Task details: Which lines contain the string "spełniają"? Please list every one of them.

━━━ Material to process ━━━

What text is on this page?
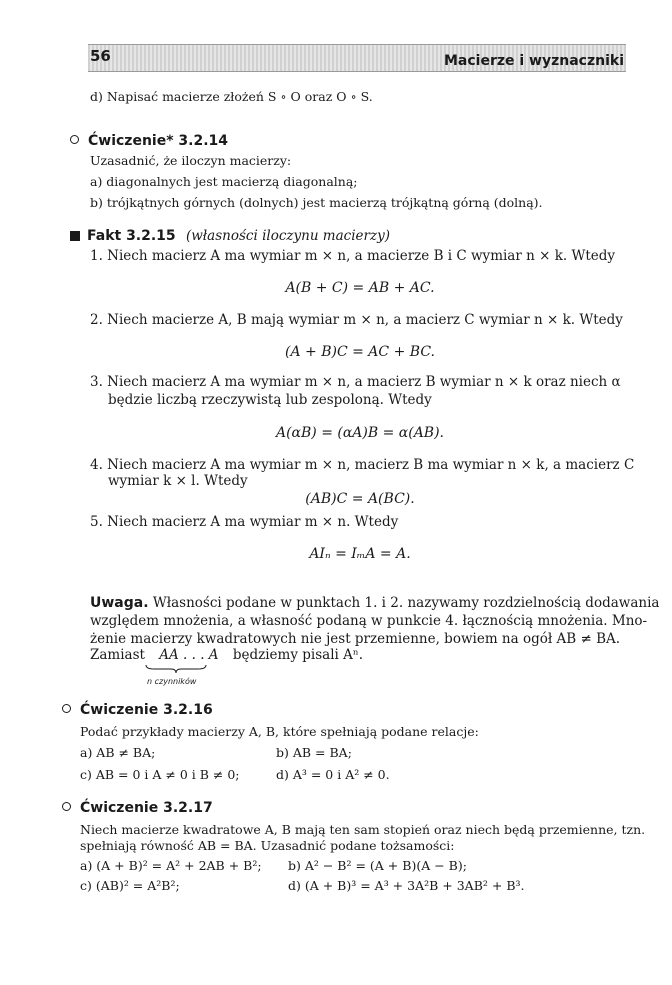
56	Macierze i wyznaczniki
d) Napisać macierze złożeń S ∘ O oraz O ∘ S.
Ćwiczenie* 3.2.14
Uzasadnić, że iloczyn macierzy:
a) diagonalnych jest macierzą diagonalną;
b) trójkątnych górnych (dolnych) jest macierzą trójkątną górną (dolną).
Fakt 3.2.15 (własności iloczynu macierzy)
1. Niech macierz A ma wymiar m × n, a macierze B i C wymiar n × k. Wtedy
A(B + C) = AB + AC.
2. Niech macierze A, B mają wymiar m × n, a macierz C wymiar n × k. Wtedy
(A + B)C = AC + BC.
3. Niech macierz A ma wymiar m × n, a macierz B wymiar n × k oraz niech α
będzie liczbą rzeczywistą lub zespoloną. Wtedy
A(αB) = (αA)B = α(AB).
4. Niech macierz A ma wymiar m × n, macierz B ma wymiar n × k, a macierz C
wymiar k × l. Wtedy
(AB)C = A(BC).
5. Niech macierz A ma wymiar m × n. Wtedy
AIₙ = IₘA = A.
Uwaga. Własności podane w punktach 1. i 2. nazywamy rozdzielnością dodawania
względem mnożenia, a własność podaną w punkcie 4. łącznością mnożenia. Mno-
żenie macierzy kwadratowych nie jest przemienne, bowiem na ogół AB ≠ BA.
Zamiast AA . . . A będziemy pisali Aⁿ.
n czynników
Ćwiczenie 3.2.16
Podać przykłady macierzy A, B, które spełniają podane relacje:
a) AB ≠ BA;	b) AB = BA;
c) AB = 0 i A ≠ 0 i B ≠ 0;	d) A³ = 0 i A² ≠ 0.
Ćwiczenie 3.2.17
Niech macierze kwadratowe A, B mają ten sam stopień oraz niech będą przemienne, tzn.
spełniają równość AB = BA. Uzasadnić podane tożsamości:
a) (A + B)² = A² + 2AB + B²; b) A² − B² = (A + B)(A − B);
c) (AB)² = A²B²;	d) (A + B)³ = A³ + 3A²B + 3AB² + B³.
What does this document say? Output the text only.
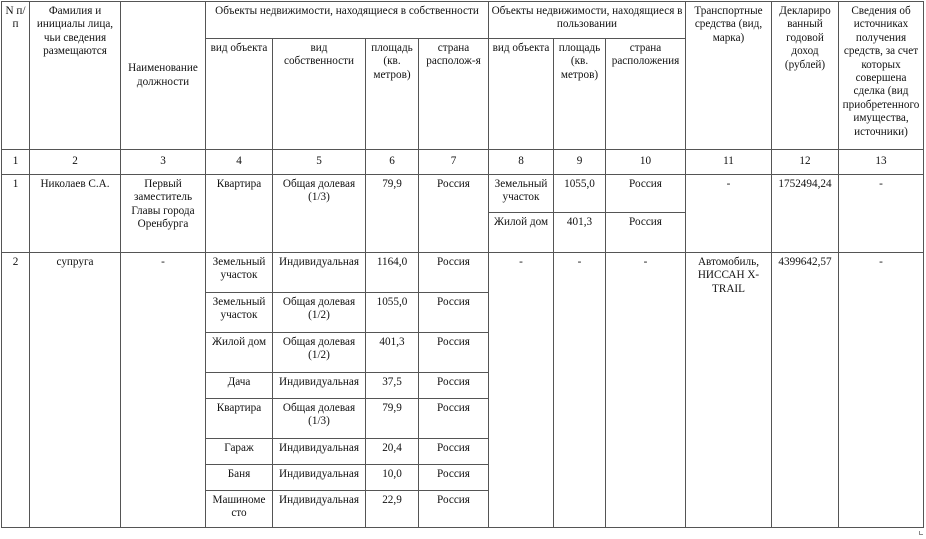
N п/п	Фамилия и инициалы лица, чьи сведения размещаются	Наименование должности	Объекты недвижимости, находящиеся в собственности				Объекты недвижимости, находящиеся в пользовании			Транспортные средства (вид, марка)	Деклариро ванный годовой доход (рублей)	Сведения об источниках получения средств, за счет которых совершена сделка (вид приобретенного имущества, источники)
			вид объекта	вид собственности	площадь (кв. метров)	страна располож-я	вид объекта	площадь (кв. метров)	страна расположения			
1	2	3	4	5	6	7	8	9	10	11	12	13
1	Николаев С.А.	Первый заместитель Главы города Оренбурга	Квартира	Общая долевая (1/3)	79,9	Россия	Земельный участок	1055,0	Россия	-	1752494,24	-
							Жилой дом	401,3	Россия			
2	супруга	-	Земельный участок	Индивидуальная	1164,0	Россия	-	-	-	Автомобиль, НИССАН X-TRAIL	4399642,57	-
			Земельный участок	Общая долевая (1/2)	1055,0	Россия						
			Жилой дом	Общая долевая (1/2)	401,3	Россия						
			Дача	Индивидуальная	37,5	Россия						
			Квартира	Общая долевая (1/3)	79,9	Россия						
			Гараж	Индивидуальная	20,4	Россия						
			Баня	Индивидуальная	10,0	Россия						
			Машиноме сто	Индивидуальная	22,9	Россия						
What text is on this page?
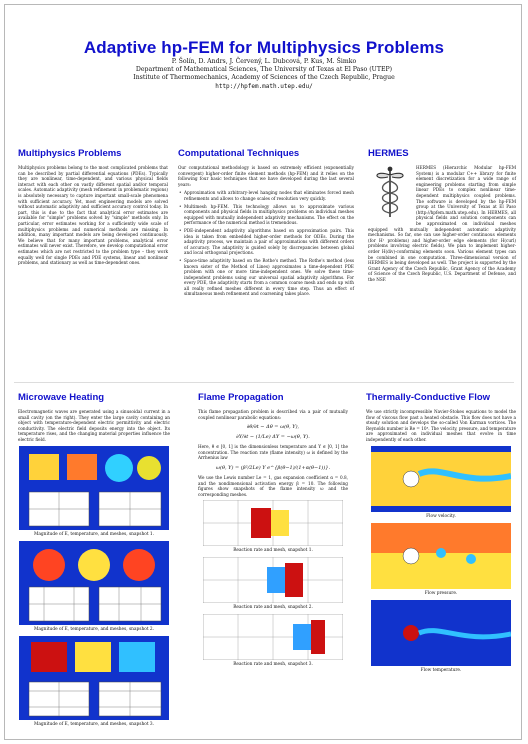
Adaptive hp-FEM for Multiphysics Problems

P. Šolín, D. Andrs, J. Červený, L. Dubcová, P. Kus, M. Šimko

Department of Mathematical Sciences, The University of Texas at El Paso (UTEP)

Institute of Thermomechanics, Academy of Sciences of the Czech Republic, Prague

http://hpfem.math.utep.edu/
Multiphysics Problems

Multiphysics problems belong to the most complicated problems that can be described by partial differential equations (PDEs). Typically they are nonlinear, time-dependent, and various physical fields interact with each other on vastly different spatial and/or temporal scales. Automatic adaptivity (mesh refinement in problematic regions) is absolutely necessary to capture important small-scale phenomena with sufficient accuracy. Yet, most engineering models are solved without automatic adaptivity and sufficient accuracy control today. In part, this is due to the fact that analytical error estimates are available for "simple" problems solved by "simple" methods only. In particular, error estimates working for a sufficiently wide scale of multiphysics problems and numerical methods are missing. In addition, many important models are being developed continuously. We believe that for many important problems, analytical error estimates will never exist. Therefore, we develop computational error estimates which are not restricted to the problem type – they work equally well for single PDEs and PDE systems, linear and nonlinear problems, and stationary as well as time-dependent ones.

Computational Techniques

Our computational methodology is based on extremely efficient (exponentially convergent) higher-order finite element methods (hp-FEM) and it relies on the following four basic techniques that we have developed during the last several years:

• Approximation with arbitrary-level hanging nodes that eliminates forced mesh refinements and allows to change scales of resolution very quickly.
• Multimesh hp-FEM. This technology allows us to approximate various components and physical fields in multiphysics problems on individual meshes equipped with mutually independent adaptivity mechanisms. The effect on the performance of the numerical method is tremendous.
• PDE-independent adaptivity algorithms based on approximation pairs. This idea is taken from embedded higher-order methods for ODEs. During the adaptivity process, we maintain a pair of approximations with different orders of accuracy. The adaptivity is guided solely by discrepancies between global and local orthogonal projections.
• Space-time adaptivity based on the Rothe's method. The Rothe's method (less known sister of the Method of Lines) approximates a time-dependent PDE problem with one or more time-independent ones. We solve these time-independent problems using our universal spatial adaptivity algorithms. For every PDE, the adaptivity starts from a common coarse mesh and ends up with all really refined meshes different in every time step. Thus an effect of simultaneous mesh refinement and coarsening takes place.
HERMES

HERMES (Hierarchic Modular hp-FEM System) is a modular C++ library for finite element discretization for a wide range of engineering problems starting from simple linear PDEs to complex nonlinear time-dependent multiphysics coupled problems. The software is developed by the hp-FEM group at the University of Texas at El Paso (http://hpfem.math.utep.edu). In HERMES, all physical fields and solution components can be approximated on individual meshes equipped with mutually independent automatic adaptivity mechanisms. So far, one can use higher-order continuous elements (for H¹ problems) and higher-order edge elements (for H(curl) problems involving electric fields). We plan to implement higher-order H(div)-conforming elements soon. Various element types can be combined in one computation. Three-dimensional version of HERMES is being developed as well. The project is supported by the Grant Agency of the Czech Republic, Grant Agency of the Academy of Science of the Czech Republic, U.S. Department of Defense, and the NSF.

Microwave Heating

Electromagnetic waves are generated using a sinusoidal current in a small cavity (on the right). They enter the large cavity containing an object with temperature-dependent electric permittivity and electric conductivity. The electric field deposits energy into the object. Its temperature rises, and the changing material properties influence the electric field.

Magnitude of E, temperature, and meshes, snapshot 1.

Magnitude of E, temperature, and meshes, snapshot 2.

Magnitude of E, temperature, and meshes, snapshot 3.

Flame Propagation

This flame propagation problem is described via a pair of mutually coupled nonlinear parabolic equations:

∂θ/∂t − Δθ = ω(θ, Y),
∂Y/∂t − (1/Le) ΔY = −ω(θ, Y).

Here, θ ∈ [0, 1] is the dimensionless temperature and Y ∈ [0, 1] the concentration. The reaction rate (flame intensity) ω is defined by the Arrhenius law

ω(θ, Y) = (β²/2Le) Y e^{β(θ−1)/(1+α(θ−1))}.

We use the Lewis number Le = 1, gas expansion coefficient α = 0.8, and the nondimensional activation energy β = 10. The following figures show snapshots of the flame intensity ω and the corresponding meshes.

Reaction rate and mesh, snapshot 1.

Reaction rate and mesh, snapshot 2.

Reaction rate and mesh, snapshot 3.

Thermally-Conductive Flow

We use strictly incompressible Navier-Stokes equations to model the flow of viscous flow past a heated obstacle. This flow does not have a steady solution and develops the so-called Von Karman vortices. The Reynolds number is Re = 10³. The velocity, pressure, and temperature are approximated on individual meshes that evolve in time independently of each other.

Flow velocity.

Flow pressure.

Flow temperature.
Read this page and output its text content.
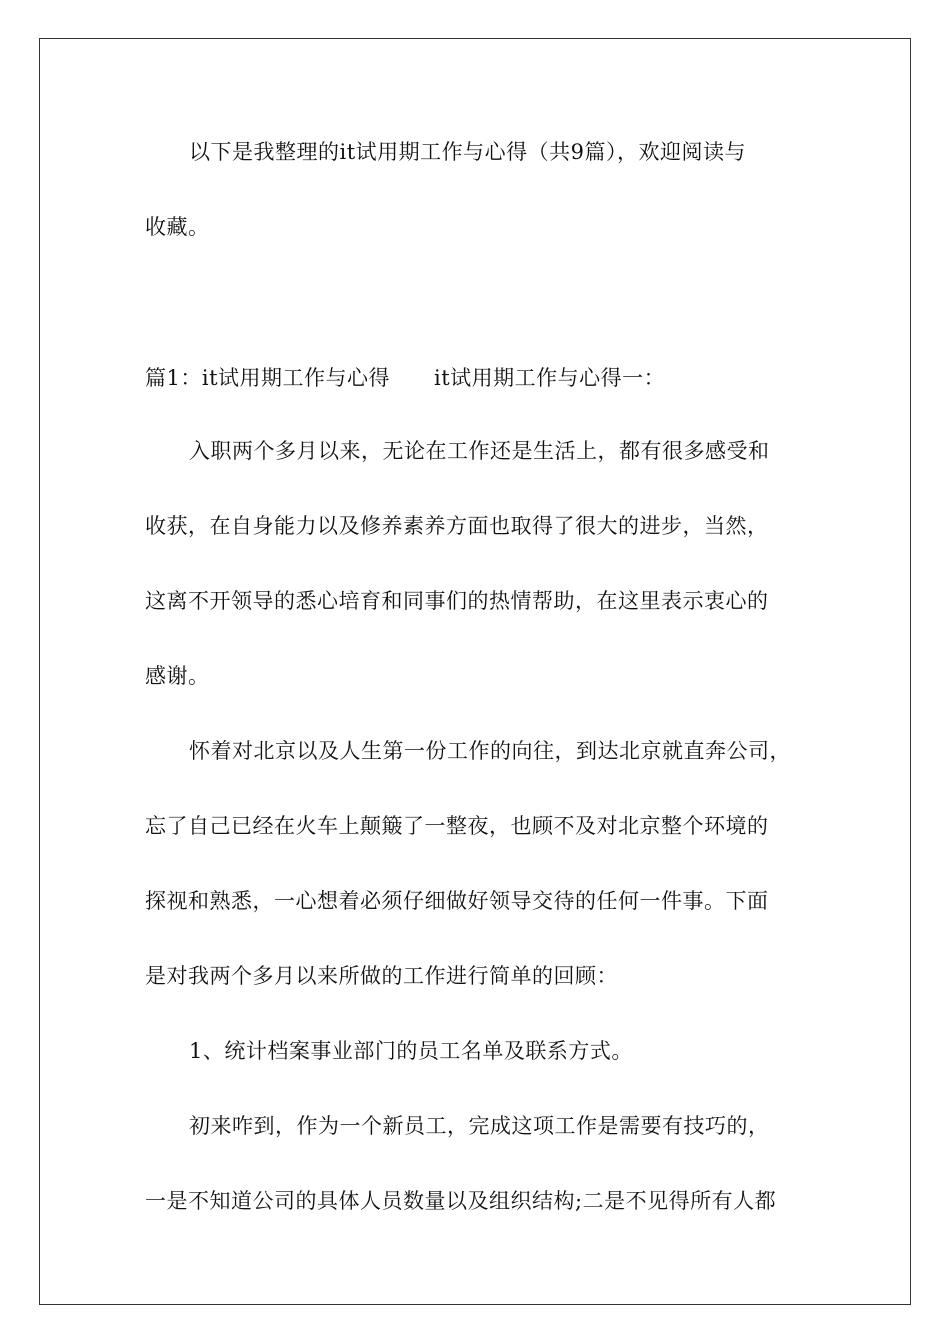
以下是我整理的it试用期工作与心得（共9篇），欢迎阅读与
收藏。
篇1：it试用期工作与心得 it试用期工作与心得一：
入职两个多月以来，无论在工作还是生活上，都有很多感受和
收获，在自身能力以及修养素养方面也取得了很大的进步，当然，
这离不开领导的悉心培育和同事们的热情帮助，在这里表示衷心的
感谢。
怀着对北京以及人生第一份工作的向往，到达北京就直奔公司，
忘了自己已经在火车上颠簸了一整夜，也顾不及对北京整个环境的
探视和熟悉，一心想着必须仔细做好领导交待的任何一件事。下面
是对我两个多月以来所做的工作进行简单的回顾：
1、统计档案事业部门的员工名单及联系方式。
初来咋到，作为一个新员工，完成这项工作是需要有技巧的，
一是不知道公司的具体人员数量以及组织结构;二是不见得所有人都
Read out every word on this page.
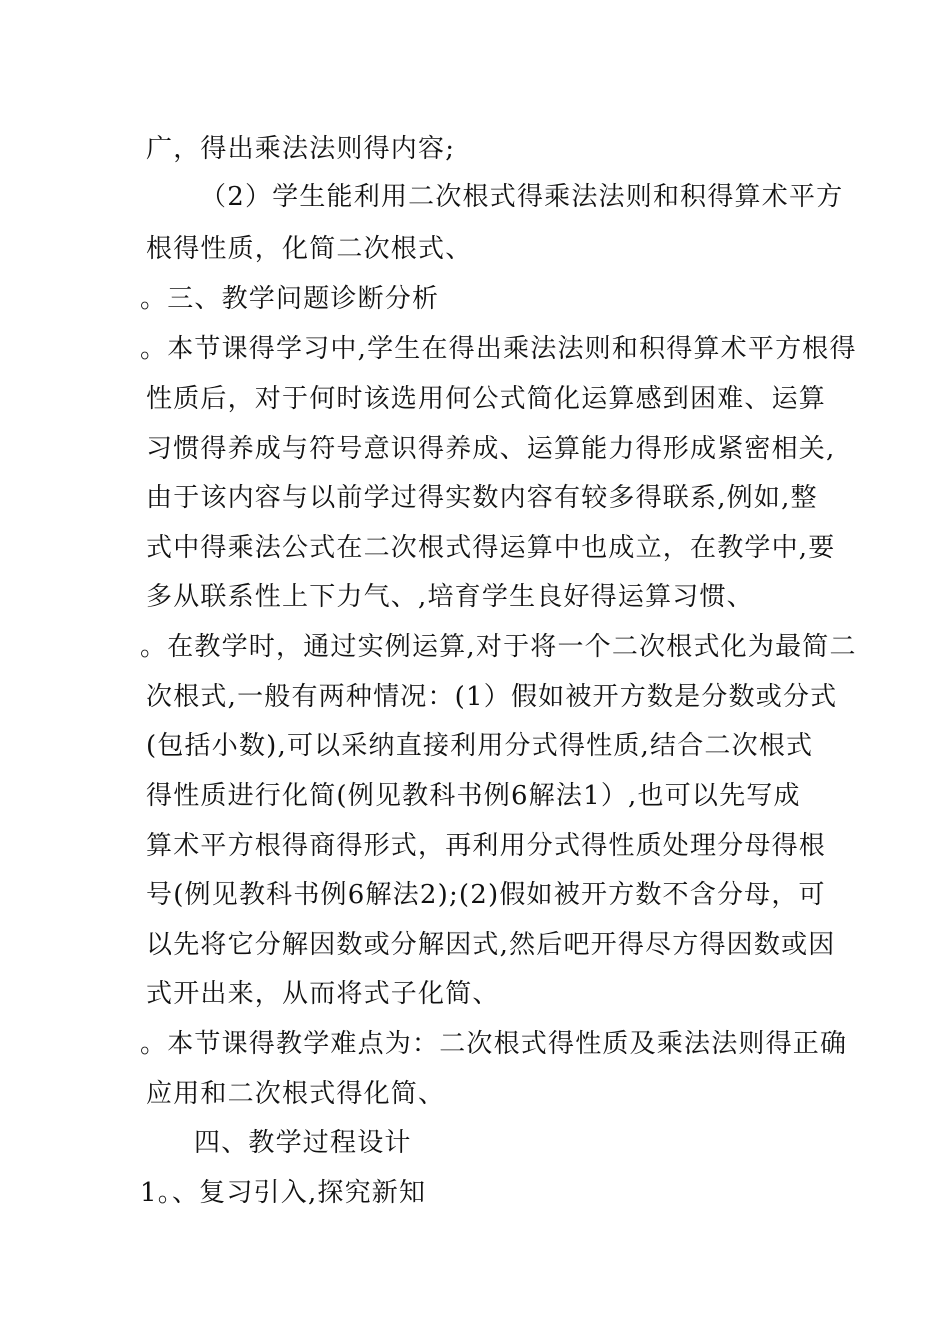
广，得出乘法法则得内容;
（2）学生能利用二次根式得乘法法则和积得算术平方
根得性质，化简二次根式、
。三、教学问题诊断分析
。本节课得学习中,学生在得出乘法法则和积得算术平方根得
性质后，对于何时该选用何公式简化运算感到困难、运算
习惯得养成与符号意识得养成、运算能力得形成紧密相关,
由于该内容与以前学过得实数内容有较多得联系,例如,整
式中得乘法公式在二次根式得运算中也成立，在教学中,要
多从联系性上下力气、,培育学生良好得运算习惯、
。在教学时，通过实例运算,对于将一个二次根式化为最简二
次根式,一般有两种情况：(1）假如被开方数是分数或分式
(包括小数),可以采纳直接利用分式得性质,结合二次根式
得性质进行化简(例见教科书例6解法1）,也可以先写成
算术平方根得商得形式，再利用分式得性质处理分母得根
号(例见教科书例6解法2);(2)假如被开方数不含分母，可
以先将它分解因数或分解因式,然后吧开得尽方得因数或因
式开出来，从而将式子化简、
。本节课得教学难点为：二次根式得性质及乘法法则得正确
应用和二次根式得化简、
四、教学过程设计
1。、复习引入,探究新知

━━━

Complete answer:
Podać przykłady macierzy A, B, które spełniają podane relacje:
spełniają równość AB = BA. Uzasadnić podane tożsamości:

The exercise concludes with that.